◆ Written exercise:
Would you quote every entry exactly, dropping only the pictures?

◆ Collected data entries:

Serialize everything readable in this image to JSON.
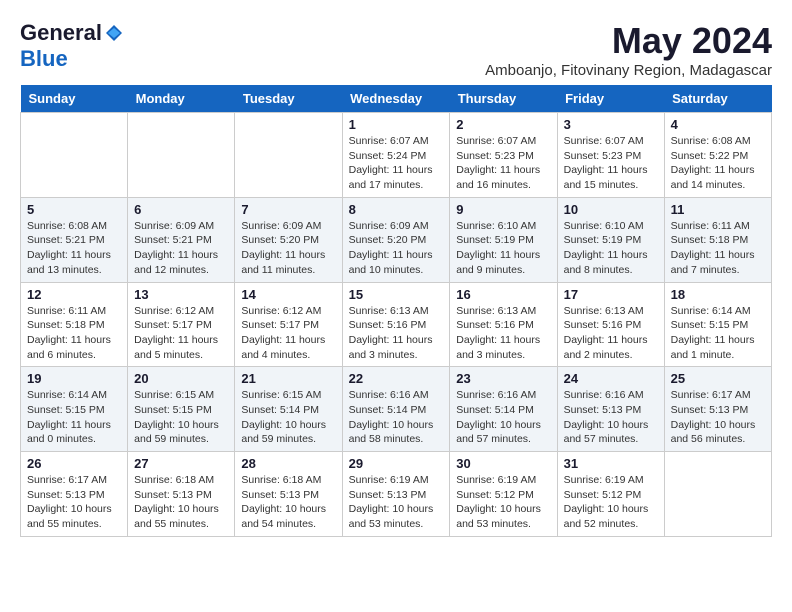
{
  "header": {
    "logo_general": "General",
    "logo_blue": "Blue",
    "month_title": "May 2024",
    "subtitle": "Amboanjo, Fitovinany Region, Madagascar"
  },
  "weekdays": [
    "Sunday",
    "Monday",
    "Tuesday",
    "Wednesday",
    "Thursday",
    "Friday",
    "Saturday"
  ],
  "weeks": [
    [
      {
        "day": "",
        "info": ""
      },
      {
        "day": "",
        "info": ""
      },
      {
        "day": "",
        "info": ""
      },
      {
        "day": "1",
        "info": "Sunrise: 6:07 AM\nSunset: 5:24 PM\nDaylight: 11 hours and 17 minutes."
      },
      {
        "day": "2",
        "info": "Sunrise: 6:07 AM\nSunset: 5:23 PM\nDaylight: 11 hours and 16 minutes."
      },
      {
        "day": "3",
        "info": "Sunrise: 6:07 AM\nSunset: 5:23 PM\nDaylight: 11 hours and 15 minutes."
      },
      {
        "day": "4",
        "info": "Sunrise: 6:08 AM\nSunset: 5:22 PM\nDaylight: 11 hours and 14 minutes."
      }
    ],
    [
      {
        "day": "5",
        "info": "Sunrise: 6:08 AM\nSunset: 5:21 PM\nDaylight: 11 hours and 13 minutes."
      },
      {
        "day": "6",
        "info": "Sunrise: 6:09 AM\nSunset: 5:21 PM\nDaylight: 11 hours and 12 minutes."
      },
      {
        "day": "7",
        "info": "Sunrise: 6:09 AM\nSunset: 5:20 PM\nDaylight: 11 hours and 11 minutes."
      },
      {
        "day": "8",
        "info": "Sunrise: 6:09 AM\nSunset: 5:20 PM\nDaylight: 11 hours and 10 minutes."
      },
      {
        "day": "9",
        "info": "Sunrise: 6:10 AM\nSunset: 5:19 PM\nDaylight: 11 hours and 9 minutes."
      },
      {
        "day": "10",
        "info": "Sunrise: 6:10 AM\nSunset: 5:19 PM\nDaylight: 11 hours and 8 minutes."
      },
      {
        "day": "11",
        "info": "Sunrise: 6:11 AM\nSunset: 5:18 PM\nDaylight: 11 hours and 7 minutes."
      }
    ],
    [
      {
        "day": "12",
        "info": "Sunrise: 6:11 AM\nSunset: 5:18 PM\nDaylight: 11 hours and 6 minutes."
      },
      {
        "day": "13",
        "info": "Sunrise: 6:12 AM\nSunset: 5:17 PM\nDaylight: 11 hours and 5 minutes."
      },
      {
        "day": "14",
        "info": "Sunrise: 6:12 AM\nSunset: 5:17 PM\nDaylight: 11 hours and 4 minutes."
      },
      {
        "day": "15",
        "info": "Sunrise: 6:13 AM\nSunset: 5:16 PM\nDaylight: 11 hours and 3 minutes."
      },
      {
        "day": "16",
        "info": "Sunrise: 6:13 AM\nSunset: 5:16 PM\nDaylight: 11 hours and 3 minutes."
      },
      {
        "day": "17",
        "info": "Sunrise: 6:13 AM\nSunset: 5:16 PM\nDaylight: 11 hours and 2 minutes."
      },
      {
        "day": "18",
        "info": "Sunrise: 6:14 AM\nSunset: 5:15 PM\nDaylight: 11 hours and 1 minute."
      }
    ],
    [
      {
        "day": "19",
        "info": "Sunrise: 6:14 AM\nSunset: 5:15 PM\nDaylight: 11 hours and 0 minutes."
      },
      {
        "day": "20",
        "info": "Sunrise: 6:15 AM\nSunset: 5:15 PM\nDaylight: 10 hours and 59 minutes."
      },
      {
        "day": "21",
        "info": "Sunrise: 6:15 AM\nSunset: 5:14 PM\nDaylight: 10 hours and 59 minutes."
      },
      {
        "day": "22",
        "info": "Sunrise: 6:16 AM\nSunset: 5:14 PM\nDaylight: 10 hours and 58 minutes."
      },
      {
        "day": "23",
        "info": "Sunrise: 6:16 AM\nSunset: 5:14 PM\nDaylight: 10 hours and 57 minutes."
      },
      {
        "day": "24",
        "info": "Sunrise: 6:16 AM\nSunset: 5:13 PM\nDaylight: 10 hours and 57 minutes."
      },
      {
        "day": "25",
        "info": "Sunrise: 6:17 AM\nSunset: 5:13 PM\nDaylight: 10 hours and 56 minutes."
      }
    ],
    [
      {
        "day": "26",
        "info": "Sunrise: 6:17 AM\nSunset: 5:13 PM\nDaylight: 10 hours and 55 minutes."
      },
      {
        "day": "27",
        "info": "Sunrise: 6:18 AM\nSunset: 5:13 PM\nDaylight: 10 hours and 55 minutes."
      },
      {
        "day": "28",
        "info": "Sunrise: 6:18 AM\nSunset: 5:13 PM\nDaylight: 10 hours and 54 minutes."
      },
      {
        "day": "29",
        "info": "Sunrise: 6:19 AM\nSunset: 5:13 PM\nDaylight: 10 hours and 53 minutes."
      },
      {
        "day": "30",
        "info": "Sunrise: 6:19 AM\nSunset: 5:12 PM\nDaylight: 10 hours and 53 minutes."
      },
      {
        "day": "31",
        "info": "Sunrise: 6:19 AM\nSunset: 5:12 PM\nDaylight: 10 hours and 52 minutes."
      },
      {
        "day": "",
        "info": ""
      }
    ]
  ]
}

◆ Solved exercise:
Serialize everything readable in this image to JSON.
{
  "header": {
    "logo_general": "General",
    "logo_blue": "Blue",
    "month_title": "May 2024",
    "subtitle": "Amboanjo, Fitovinany Region, Madagascar"
  },
  "weekdays": [
    "Sunday",
    "Monday",
    "Tuesday",
    "Wednesday",
    "Thursday",
    "Friday",
    "Saturday"
  ],
  "weeks": [
    [
      {
        "day": "",
        "info": ""
      },
      {
        "day": "",
        "info": ""
      },
      {
        "day": "",
        "info": ""
      },
      {
        "day": "1",
        "info": "Sunrise: 6:07 AM\nSunset: 5:24 PM\nDaylight: 11 hours and 17 minutes."
      },
      {
        "day": "2",
        "info": "Sunrise: 6:07 AM\nSunset: 5:23 PM\nDaylight: 11 hours and 16 minutes."
      },
      {
        "day": "3",
        "info": "Sunrise: 6:07 AM\nSunset: 5:23 PM\nDaylight: 11 hours and 15 minutes."
      },
      {
        "day": "4",
        "info": "Sunrise: 6:08 AM\nSunset: 5:22 PM\nDaylight: 11 hours and 14 minutes."
      }
    ],
    [
      {
        "day": "5",
        "info": "Sunrise: 6:08 AM\nSunset: 5:21 PM\nDaylight: 11 hours and 13 minutes."
      },
      {
        "day": "6",
        "info": "Sunrise: 6:09 AM\nSunset: 5:21 PM\nDaylight: 11 hours and 12 minutes."
      },
      {
        "day": "7",
        "info": "Sunrise: 6:09 AM\nSunset: 5:20 PM\nDaylight: 11 hours and 11 minutes."
      },
      {
        "day": "8",
        "info": "Sunrise: 6:09 AM\nSunset: 5:20 PM\nDaylight: 11 hours and 10 minutes."
      },
      {
        "day": "9",
        "info": "Sunrise: 6:10 AM\nSunset: 5:19 PM\nDaylight: 11 hours and 9 minutes."
      },
      {
        "day": "10",
        "info": "Sunrise: 6:10 AM\nSunset: 5:19 PM\nDaylight: 11 hours and 8 minutes."
      },
      {
        "day": "11",
        "info": "Sunrise: 6:11 AM\nSunset: 5:18 PM\nDaylight: 11 hours and 7 minutes."
      }
    ],
    [
      {
        "day": "12",
        "info": "Sunrise: 6:11 AM\nSunset: 5:18 PM\nDaylight: 11 hours and 6 minutes."
      },
      {
        "day": "13",
        "info": "Sunrise: 6:12 AM\nSunset: 5:17 PM\nDaylight: 11 hours and 5 minutes."
      },
      {
        "day": "14",
        "info": "Sunrise: 6:12 AM\nSunset: 5:17 PM\nDaylight: 11 hours and 4 minutes."
      },
      {
        "day": "15",
        "info": "Sunrise: 6:13 AM\nSunset: 5:16 PM\nDaylight: 11 hours and 3 minutes."
      },
      {
        "day": "16",
        "info": "Sunrise: 6:13 AM\nSunset: 5:16 PM\nDaylight: 11 hours and 3 minutes."
      },
      {
        "day": "17",
        "info": "Sunrise: 6:13 AM\nSunset: 5:16 PM\nDaylight: 11 hours and 2 minutes."
      },
      {
        "day": "18",
        "info": "Sunrise: 6:14 AM\nSunset: 5:15 PM\nDaylight: 11 hours and 1 minute."
      }
    ],
    [
      {
        "day": "19",
        "info": "Sunrise: 6:14 AM\nSunset: 5:15 PM\nDaylight: 11 hours and 0 minutes."
      },
      {
        "day": "20",
        "info": "Sunrise: 6:15 AM\nSunset: 5:15 PM\nDaylight: 10 hours and 59 minutes."
      },
      {
        "day": "21",
        "info": "Sunrise: 6:15 AM\nSunset: 5:14 PM\nDaylight: 10 hours and 59 minutes."
      },
      {
        "day": "22",
        "info": "Sunrise: 6:16 AM\nSunset: 5:14 PM\nDaylight: 10 hours and 58 minutes."
      },
      {
        "day": "23",
        "info": "Sunrise: 6:16 AM\nSunset: 5:14 PM\nDaylight: 10 hours and 57 minutes."
      },
      {
        "day": "24",
        "info": "Sunrise: 6:16 AM\nSunset: 5:13 PM\nDaylight: 10 hours and 57 minutes."
      },
      {
        "day": "25",
        "info": "Sunrise: 6:17 AM\nSunset: 5:13 PM\nDaylight: 10 hours and 56 minutes."
      }
    ],
    [
      {
        "day": "26",
        "info": "Sunrise: 6:17 AM\nSunset: 5:13 PM\nDaylight: 10 hours and 55 minutes."
      },
      {
        "day": "27",
        "info": "Sunrise: 6:18 AM\nSunset: 5:13 PM\nDaylight: 10 hours and 55 minutes."
      },
      {
        "day": "28",
        "info": "Sunrise: 6:18 AM\nSunset: 5:13 PM\nDaylight: 10 hours and 54 minutes."
      },
      {
        "day": "29",
        "info": "Sunrise: 6:19 AM\nSunset: 5:13 PM\nDaylight: 10 hours and 53 minutes."
      },
      {
        "day": "30",
        "info": "Sunrise: 6:19 AM\nSunset: 5:12 PM\nDaylight: 10 hours and 53 minutes."
      },
      {
        "day": "31",
        "info": "Sunrise: 6:19 AM\nSunset: 5:12 PM\nDaylight: 10 hours and 52 minutes."
      },
      {
        "day": "",
        "info": ""
      }
    ]
  ]
}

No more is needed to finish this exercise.